### Task directions:
Lines that include the word "בתואל" are the ones to copy.

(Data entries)
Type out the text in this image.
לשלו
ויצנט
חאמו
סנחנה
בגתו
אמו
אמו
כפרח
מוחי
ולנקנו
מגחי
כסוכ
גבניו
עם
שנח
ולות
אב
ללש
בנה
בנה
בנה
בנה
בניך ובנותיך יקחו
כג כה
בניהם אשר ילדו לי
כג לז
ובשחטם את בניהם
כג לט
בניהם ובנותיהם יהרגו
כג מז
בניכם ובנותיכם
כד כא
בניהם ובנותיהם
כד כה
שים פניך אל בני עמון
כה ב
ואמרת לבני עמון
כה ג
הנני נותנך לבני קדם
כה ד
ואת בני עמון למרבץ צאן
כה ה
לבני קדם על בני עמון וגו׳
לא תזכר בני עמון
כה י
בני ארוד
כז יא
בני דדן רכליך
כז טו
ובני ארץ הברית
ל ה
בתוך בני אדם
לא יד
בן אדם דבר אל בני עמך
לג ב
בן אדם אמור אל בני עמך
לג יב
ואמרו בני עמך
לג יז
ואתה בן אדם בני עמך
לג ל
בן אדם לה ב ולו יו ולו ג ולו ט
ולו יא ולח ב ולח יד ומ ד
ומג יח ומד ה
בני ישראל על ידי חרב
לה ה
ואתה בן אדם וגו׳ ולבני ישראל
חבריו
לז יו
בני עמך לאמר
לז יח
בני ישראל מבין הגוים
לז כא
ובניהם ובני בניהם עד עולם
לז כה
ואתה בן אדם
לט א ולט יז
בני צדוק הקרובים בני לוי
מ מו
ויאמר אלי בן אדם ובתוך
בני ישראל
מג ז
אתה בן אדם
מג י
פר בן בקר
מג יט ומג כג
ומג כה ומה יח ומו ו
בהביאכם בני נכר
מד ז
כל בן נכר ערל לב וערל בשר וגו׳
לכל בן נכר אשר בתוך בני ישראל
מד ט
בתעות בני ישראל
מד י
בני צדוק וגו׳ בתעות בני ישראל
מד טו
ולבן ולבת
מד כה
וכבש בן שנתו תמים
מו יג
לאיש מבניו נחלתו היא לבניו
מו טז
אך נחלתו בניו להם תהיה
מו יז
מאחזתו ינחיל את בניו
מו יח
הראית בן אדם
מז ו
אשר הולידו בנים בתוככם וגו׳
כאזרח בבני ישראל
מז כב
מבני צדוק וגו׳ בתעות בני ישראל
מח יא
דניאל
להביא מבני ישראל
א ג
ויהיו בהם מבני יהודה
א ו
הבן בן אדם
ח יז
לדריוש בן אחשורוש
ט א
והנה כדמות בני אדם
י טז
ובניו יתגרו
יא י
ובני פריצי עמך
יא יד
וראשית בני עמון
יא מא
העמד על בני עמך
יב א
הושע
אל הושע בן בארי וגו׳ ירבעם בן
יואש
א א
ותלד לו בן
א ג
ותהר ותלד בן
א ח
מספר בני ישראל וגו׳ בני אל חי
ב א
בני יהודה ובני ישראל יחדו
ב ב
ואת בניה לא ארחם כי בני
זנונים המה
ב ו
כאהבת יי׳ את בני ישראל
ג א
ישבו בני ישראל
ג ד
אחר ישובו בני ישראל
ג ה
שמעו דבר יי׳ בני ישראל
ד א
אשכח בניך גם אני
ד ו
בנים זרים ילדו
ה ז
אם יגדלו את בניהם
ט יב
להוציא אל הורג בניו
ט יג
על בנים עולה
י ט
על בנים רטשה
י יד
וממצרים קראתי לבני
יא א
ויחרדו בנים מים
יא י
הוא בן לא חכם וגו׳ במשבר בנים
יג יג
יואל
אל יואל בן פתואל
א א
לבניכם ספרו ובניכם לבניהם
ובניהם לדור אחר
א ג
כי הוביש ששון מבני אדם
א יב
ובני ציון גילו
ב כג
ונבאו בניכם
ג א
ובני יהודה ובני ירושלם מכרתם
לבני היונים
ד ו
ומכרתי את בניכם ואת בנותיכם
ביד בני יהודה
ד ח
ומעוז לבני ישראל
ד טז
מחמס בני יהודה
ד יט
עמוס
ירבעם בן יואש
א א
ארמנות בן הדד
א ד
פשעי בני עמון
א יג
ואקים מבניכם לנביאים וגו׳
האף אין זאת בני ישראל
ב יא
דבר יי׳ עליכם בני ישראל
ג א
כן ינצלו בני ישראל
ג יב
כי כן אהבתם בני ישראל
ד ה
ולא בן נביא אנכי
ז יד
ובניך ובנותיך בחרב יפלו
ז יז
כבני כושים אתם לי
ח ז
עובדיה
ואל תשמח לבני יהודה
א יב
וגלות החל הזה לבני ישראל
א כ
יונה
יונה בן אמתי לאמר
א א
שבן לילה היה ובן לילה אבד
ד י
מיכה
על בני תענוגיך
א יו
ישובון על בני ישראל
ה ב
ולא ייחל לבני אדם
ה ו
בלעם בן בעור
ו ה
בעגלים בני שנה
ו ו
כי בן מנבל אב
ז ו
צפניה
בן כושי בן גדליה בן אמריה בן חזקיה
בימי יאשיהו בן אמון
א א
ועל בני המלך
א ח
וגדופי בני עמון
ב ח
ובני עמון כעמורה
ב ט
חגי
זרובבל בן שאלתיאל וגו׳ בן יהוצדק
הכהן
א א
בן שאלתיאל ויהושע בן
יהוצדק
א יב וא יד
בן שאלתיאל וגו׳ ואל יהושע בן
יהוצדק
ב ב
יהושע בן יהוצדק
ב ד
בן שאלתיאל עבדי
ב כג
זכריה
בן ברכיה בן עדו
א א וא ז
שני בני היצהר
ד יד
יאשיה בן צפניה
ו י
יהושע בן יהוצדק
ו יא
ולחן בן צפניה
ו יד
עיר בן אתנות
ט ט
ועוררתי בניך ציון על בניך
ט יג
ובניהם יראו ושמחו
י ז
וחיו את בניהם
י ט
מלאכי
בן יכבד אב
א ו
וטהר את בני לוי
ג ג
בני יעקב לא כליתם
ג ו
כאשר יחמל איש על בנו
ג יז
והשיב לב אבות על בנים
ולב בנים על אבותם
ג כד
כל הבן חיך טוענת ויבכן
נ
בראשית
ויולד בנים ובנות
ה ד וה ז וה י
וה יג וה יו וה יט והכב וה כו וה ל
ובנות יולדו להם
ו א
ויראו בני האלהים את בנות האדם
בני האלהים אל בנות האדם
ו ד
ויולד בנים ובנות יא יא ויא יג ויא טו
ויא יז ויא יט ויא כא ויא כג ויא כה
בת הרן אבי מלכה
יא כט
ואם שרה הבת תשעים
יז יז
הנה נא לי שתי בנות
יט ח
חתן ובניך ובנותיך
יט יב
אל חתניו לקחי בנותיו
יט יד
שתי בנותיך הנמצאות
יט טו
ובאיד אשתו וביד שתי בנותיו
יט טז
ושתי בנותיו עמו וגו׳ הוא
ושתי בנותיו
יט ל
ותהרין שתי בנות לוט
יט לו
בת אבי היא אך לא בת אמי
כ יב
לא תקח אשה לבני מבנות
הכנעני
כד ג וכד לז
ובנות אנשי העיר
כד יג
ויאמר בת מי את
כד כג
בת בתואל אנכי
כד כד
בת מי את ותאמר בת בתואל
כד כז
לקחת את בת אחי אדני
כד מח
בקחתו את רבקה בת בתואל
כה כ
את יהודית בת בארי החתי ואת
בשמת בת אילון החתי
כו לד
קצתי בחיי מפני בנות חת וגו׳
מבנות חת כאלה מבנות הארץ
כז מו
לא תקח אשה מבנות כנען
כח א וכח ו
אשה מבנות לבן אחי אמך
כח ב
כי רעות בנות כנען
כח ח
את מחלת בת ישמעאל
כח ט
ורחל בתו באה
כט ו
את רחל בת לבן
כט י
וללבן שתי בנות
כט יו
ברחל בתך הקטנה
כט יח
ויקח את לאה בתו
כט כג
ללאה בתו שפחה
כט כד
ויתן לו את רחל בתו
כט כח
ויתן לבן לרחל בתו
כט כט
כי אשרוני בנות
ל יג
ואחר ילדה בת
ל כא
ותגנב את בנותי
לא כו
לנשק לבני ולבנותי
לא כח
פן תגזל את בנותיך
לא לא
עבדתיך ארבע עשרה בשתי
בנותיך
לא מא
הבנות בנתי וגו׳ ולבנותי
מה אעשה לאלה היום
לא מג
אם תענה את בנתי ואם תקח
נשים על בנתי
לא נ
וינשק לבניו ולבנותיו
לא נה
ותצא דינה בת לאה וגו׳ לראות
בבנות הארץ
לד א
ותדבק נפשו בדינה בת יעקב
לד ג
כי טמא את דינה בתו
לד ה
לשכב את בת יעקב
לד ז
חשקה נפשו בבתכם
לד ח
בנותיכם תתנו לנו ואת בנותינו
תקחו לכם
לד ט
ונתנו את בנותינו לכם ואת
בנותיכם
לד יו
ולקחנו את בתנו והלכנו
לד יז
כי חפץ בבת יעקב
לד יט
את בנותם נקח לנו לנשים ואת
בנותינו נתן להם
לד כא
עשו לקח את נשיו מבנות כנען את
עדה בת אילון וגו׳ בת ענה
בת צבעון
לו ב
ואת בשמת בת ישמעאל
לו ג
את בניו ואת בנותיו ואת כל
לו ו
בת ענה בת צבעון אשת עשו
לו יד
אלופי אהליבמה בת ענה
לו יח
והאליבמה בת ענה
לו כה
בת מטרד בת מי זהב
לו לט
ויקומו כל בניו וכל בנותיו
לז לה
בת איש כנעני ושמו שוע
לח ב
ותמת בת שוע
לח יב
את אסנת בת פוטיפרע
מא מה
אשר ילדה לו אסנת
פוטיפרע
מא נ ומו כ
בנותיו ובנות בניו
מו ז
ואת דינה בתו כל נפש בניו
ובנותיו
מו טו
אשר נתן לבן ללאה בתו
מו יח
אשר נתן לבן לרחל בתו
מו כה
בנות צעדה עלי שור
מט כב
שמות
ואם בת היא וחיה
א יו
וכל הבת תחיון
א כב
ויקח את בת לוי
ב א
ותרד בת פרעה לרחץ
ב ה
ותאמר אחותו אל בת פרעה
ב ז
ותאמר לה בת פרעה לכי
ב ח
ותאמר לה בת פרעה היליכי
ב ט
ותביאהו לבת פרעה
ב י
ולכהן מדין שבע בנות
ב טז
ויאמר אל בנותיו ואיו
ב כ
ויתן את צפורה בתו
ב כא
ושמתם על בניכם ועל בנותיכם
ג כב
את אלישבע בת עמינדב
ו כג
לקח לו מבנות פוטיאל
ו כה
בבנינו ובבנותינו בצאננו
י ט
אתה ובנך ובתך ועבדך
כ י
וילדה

### The completed task:
בת בתואל אנכי
בת מי את ותאמר בת בתואל
בקחתו את רבקה בת בתואל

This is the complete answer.